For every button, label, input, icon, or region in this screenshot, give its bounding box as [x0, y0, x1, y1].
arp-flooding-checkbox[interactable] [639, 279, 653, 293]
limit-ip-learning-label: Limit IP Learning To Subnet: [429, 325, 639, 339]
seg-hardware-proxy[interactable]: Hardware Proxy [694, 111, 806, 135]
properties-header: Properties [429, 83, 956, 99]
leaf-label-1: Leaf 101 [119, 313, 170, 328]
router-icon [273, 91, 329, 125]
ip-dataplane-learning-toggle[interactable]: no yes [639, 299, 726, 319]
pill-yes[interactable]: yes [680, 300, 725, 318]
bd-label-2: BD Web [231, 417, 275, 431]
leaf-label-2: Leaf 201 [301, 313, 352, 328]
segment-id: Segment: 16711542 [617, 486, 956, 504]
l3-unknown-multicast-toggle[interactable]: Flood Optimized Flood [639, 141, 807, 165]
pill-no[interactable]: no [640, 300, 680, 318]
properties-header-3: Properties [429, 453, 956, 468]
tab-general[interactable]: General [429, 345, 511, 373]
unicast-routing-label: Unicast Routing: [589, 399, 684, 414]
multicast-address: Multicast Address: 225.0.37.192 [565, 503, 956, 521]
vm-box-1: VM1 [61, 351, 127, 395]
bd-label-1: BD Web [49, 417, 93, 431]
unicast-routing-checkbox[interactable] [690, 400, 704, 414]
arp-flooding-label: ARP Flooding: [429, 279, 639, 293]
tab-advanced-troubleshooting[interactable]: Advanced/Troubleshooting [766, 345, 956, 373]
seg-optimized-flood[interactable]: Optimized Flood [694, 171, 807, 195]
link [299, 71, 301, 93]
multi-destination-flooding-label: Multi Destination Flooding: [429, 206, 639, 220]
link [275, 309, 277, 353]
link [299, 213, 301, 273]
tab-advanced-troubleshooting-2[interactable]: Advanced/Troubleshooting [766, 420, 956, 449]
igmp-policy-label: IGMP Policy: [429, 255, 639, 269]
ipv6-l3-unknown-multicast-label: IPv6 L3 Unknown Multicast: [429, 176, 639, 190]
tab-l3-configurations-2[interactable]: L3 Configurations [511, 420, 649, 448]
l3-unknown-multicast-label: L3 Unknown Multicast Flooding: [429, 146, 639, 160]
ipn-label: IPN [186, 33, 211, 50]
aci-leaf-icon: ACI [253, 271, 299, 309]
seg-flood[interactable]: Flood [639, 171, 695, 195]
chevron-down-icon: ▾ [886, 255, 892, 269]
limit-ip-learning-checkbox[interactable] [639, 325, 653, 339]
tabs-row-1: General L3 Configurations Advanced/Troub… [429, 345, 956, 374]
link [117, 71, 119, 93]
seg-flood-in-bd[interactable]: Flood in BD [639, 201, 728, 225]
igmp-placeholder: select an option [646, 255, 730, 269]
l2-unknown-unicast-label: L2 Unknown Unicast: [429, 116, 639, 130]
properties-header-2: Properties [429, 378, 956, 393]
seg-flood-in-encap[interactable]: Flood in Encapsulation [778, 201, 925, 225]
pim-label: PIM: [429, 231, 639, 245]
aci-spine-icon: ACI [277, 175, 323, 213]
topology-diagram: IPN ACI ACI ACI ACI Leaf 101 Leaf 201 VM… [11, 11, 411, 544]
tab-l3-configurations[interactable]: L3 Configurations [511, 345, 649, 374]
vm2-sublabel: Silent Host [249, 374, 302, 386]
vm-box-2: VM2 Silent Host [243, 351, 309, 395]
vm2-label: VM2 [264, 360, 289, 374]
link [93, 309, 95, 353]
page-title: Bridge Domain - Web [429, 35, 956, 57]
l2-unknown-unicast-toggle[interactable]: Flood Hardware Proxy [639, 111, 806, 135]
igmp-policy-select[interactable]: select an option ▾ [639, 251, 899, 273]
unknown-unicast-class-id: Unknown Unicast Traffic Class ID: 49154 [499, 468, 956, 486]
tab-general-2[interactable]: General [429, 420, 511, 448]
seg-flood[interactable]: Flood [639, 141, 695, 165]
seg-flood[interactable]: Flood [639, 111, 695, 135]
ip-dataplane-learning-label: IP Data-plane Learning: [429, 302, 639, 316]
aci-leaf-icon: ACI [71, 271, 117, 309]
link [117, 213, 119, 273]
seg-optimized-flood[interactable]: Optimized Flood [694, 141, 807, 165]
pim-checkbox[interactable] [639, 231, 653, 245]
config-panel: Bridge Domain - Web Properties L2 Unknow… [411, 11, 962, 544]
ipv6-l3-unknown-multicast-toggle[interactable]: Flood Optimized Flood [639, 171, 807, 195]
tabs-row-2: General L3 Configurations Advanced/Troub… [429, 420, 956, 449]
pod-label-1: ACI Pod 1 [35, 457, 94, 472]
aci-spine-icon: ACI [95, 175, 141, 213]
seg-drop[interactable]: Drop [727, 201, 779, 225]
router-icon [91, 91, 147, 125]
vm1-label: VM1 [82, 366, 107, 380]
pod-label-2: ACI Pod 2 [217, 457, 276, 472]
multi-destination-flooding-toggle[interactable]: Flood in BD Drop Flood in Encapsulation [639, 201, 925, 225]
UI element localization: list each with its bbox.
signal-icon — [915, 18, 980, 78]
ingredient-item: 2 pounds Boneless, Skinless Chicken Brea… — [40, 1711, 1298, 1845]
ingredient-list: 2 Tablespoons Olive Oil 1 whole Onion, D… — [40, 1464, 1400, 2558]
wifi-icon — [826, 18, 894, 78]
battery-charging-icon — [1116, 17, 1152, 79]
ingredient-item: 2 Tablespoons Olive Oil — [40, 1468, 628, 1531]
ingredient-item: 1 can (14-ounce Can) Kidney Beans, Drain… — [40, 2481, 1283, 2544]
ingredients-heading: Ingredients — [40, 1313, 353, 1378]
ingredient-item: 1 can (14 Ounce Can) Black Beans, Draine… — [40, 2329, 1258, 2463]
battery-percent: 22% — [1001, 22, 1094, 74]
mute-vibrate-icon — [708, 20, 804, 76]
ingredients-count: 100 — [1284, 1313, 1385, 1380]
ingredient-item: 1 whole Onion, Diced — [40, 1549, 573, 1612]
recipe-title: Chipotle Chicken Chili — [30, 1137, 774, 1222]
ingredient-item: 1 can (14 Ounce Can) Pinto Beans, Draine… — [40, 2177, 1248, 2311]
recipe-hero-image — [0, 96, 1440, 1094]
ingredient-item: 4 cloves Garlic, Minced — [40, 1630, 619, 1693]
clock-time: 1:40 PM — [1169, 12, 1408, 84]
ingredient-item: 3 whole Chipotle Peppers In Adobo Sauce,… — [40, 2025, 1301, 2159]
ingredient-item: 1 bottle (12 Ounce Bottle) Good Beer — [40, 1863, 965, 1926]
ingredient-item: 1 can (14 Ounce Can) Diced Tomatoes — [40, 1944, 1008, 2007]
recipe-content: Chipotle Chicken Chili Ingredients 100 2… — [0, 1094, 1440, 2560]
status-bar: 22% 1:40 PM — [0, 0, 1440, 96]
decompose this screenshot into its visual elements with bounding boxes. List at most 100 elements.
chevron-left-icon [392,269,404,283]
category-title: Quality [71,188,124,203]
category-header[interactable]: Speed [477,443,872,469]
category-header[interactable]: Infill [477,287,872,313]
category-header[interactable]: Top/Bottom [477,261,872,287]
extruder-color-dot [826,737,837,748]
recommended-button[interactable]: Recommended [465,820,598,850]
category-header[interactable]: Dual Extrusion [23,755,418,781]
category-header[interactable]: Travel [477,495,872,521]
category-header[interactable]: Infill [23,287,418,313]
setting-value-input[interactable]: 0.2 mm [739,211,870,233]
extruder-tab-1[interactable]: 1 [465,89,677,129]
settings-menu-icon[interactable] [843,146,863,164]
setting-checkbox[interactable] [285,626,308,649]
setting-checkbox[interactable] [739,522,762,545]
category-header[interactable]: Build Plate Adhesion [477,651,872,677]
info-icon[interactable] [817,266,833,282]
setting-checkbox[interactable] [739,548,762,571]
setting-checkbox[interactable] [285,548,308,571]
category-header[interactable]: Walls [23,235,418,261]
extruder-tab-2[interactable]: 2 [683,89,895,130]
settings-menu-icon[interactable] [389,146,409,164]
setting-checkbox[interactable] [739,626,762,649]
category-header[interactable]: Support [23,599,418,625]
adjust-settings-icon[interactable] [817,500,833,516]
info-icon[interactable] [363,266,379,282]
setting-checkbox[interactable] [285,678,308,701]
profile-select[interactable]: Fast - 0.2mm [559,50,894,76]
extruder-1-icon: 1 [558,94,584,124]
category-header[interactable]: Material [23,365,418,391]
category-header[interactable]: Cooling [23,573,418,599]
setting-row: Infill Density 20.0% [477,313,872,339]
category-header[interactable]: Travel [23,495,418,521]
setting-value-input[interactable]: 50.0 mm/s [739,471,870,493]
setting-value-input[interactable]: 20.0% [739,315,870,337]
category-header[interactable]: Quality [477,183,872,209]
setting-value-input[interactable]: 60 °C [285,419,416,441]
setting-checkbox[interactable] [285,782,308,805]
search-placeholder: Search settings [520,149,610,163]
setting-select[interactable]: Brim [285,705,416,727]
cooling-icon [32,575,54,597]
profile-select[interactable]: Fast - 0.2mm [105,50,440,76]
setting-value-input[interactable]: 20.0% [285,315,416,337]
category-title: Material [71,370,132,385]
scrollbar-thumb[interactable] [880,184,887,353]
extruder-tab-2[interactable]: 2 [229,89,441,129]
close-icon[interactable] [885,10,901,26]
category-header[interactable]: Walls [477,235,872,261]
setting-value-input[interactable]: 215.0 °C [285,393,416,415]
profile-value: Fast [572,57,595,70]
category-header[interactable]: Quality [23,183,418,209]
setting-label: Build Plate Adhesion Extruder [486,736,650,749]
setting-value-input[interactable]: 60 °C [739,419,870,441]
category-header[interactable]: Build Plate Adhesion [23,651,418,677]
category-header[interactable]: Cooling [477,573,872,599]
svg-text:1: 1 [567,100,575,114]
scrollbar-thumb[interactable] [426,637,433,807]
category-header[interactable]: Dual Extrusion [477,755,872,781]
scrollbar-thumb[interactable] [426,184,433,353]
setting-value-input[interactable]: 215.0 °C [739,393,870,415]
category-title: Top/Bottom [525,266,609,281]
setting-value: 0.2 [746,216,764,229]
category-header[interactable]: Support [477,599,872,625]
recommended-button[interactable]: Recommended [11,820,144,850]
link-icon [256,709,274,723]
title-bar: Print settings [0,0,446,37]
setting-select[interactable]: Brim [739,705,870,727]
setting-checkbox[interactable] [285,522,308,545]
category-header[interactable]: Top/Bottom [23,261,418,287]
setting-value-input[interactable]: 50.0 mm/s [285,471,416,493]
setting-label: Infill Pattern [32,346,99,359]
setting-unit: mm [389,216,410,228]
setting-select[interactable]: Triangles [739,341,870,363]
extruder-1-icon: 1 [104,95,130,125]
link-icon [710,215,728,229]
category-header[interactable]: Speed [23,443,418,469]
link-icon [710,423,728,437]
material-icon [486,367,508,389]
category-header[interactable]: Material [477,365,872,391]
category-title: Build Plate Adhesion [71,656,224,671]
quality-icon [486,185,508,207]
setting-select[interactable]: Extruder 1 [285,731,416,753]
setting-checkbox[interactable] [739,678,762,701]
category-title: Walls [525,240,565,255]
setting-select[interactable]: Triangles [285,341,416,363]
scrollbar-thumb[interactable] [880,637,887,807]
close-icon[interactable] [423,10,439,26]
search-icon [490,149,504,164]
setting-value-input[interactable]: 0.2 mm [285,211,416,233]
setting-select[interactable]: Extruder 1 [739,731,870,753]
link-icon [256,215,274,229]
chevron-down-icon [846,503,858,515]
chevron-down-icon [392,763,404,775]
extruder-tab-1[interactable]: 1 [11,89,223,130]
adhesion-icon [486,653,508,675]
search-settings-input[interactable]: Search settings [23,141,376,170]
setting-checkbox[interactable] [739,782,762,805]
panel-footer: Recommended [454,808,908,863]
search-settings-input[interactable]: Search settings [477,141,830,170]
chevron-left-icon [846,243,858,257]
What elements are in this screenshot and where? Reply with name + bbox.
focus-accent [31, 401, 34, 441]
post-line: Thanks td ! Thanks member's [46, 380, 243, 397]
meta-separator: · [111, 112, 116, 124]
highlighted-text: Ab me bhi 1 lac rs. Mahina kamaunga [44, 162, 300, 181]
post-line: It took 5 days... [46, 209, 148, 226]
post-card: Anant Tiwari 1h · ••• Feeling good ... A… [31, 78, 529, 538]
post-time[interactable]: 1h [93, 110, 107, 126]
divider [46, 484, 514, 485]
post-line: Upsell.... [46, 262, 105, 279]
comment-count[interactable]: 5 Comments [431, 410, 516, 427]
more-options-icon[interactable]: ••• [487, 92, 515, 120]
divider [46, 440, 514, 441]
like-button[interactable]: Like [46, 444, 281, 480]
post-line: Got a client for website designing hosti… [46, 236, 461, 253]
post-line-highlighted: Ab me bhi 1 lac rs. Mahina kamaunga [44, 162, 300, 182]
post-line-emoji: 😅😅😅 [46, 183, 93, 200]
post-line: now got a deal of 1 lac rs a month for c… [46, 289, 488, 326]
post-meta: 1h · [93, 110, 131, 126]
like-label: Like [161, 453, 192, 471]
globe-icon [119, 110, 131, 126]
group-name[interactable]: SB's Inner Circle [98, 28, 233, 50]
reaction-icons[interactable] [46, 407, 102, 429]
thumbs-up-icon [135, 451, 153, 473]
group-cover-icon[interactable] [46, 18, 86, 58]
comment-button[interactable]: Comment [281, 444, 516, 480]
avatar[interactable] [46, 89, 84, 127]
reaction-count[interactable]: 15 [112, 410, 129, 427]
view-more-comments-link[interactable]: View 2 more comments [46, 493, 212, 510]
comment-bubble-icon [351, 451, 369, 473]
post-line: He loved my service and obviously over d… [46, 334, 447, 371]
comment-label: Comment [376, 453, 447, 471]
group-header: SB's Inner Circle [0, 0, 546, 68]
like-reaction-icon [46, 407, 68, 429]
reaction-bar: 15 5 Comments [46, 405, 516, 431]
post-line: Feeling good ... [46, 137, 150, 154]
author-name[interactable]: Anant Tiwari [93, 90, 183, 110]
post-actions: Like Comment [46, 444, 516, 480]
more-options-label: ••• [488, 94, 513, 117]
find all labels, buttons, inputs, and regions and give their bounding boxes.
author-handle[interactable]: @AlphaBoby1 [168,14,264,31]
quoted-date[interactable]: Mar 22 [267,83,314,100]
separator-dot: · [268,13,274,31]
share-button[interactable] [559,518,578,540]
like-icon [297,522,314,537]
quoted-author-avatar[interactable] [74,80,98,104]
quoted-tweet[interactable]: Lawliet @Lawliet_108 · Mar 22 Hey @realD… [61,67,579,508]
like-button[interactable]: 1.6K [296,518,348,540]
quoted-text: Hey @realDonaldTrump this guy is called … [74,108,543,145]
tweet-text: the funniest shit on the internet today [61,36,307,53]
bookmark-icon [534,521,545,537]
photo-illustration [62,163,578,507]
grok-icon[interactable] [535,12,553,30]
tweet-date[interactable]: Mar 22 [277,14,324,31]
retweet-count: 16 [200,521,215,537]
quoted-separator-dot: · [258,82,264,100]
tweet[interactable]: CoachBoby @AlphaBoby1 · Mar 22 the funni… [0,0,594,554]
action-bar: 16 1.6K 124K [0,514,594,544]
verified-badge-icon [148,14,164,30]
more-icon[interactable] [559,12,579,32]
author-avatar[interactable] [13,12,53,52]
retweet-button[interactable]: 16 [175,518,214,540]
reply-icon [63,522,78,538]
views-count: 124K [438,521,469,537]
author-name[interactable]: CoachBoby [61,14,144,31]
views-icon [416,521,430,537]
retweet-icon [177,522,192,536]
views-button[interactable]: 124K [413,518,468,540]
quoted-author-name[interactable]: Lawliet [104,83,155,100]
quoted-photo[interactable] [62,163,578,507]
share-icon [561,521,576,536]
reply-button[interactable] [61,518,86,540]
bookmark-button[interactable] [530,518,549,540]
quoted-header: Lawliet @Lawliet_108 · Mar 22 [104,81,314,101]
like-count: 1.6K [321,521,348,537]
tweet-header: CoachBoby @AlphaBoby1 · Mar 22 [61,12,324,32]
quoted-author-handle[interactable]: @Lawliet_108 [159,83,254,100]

> [WRITTEN PROBLEM]: Put the records, from the first line up to and including the line containing "segment-id: Segment: 16711542", into a JSON list of strings with one string per line, omitting blank lines.

> [ANSWER FOR THE TASK]:
[
  "For every button, label, input, icon, or region in this screenshot, give its bounding box as [x0, y0, x1, y1].",
  "arp-flooding-checkbox[interactable] [639, 279, 653, 293]",
  "limit-ip-learning-label: Limit IP Learning To Subnet: [429, 325, 639, 339]",
  "seg-hardware-proxy[interactable]: Hardware Proxy [694, 111, 806, 135]",
  "properties-header: Properties [429, 83, 956, 99]",
  "leaf-label-1: Leaf 101 [119, 313, 170, 328]",
  "router-icon [273, 91, 329, 125]",
  "ip-dataplane-learning-toggle[interactable]: no yes [639, 299, 726, 319]",
  "pill-yes[interactable]: yes [680, 300, 725, 318]",
  "bd-label-2: BD Web [231, 417, 275, 431]",
  "leaf-label-2: Leaf 201 [301, 313, 352, 328]",
  "segment-id: Segment: 16711542 [617, 486, 956, 504]"
]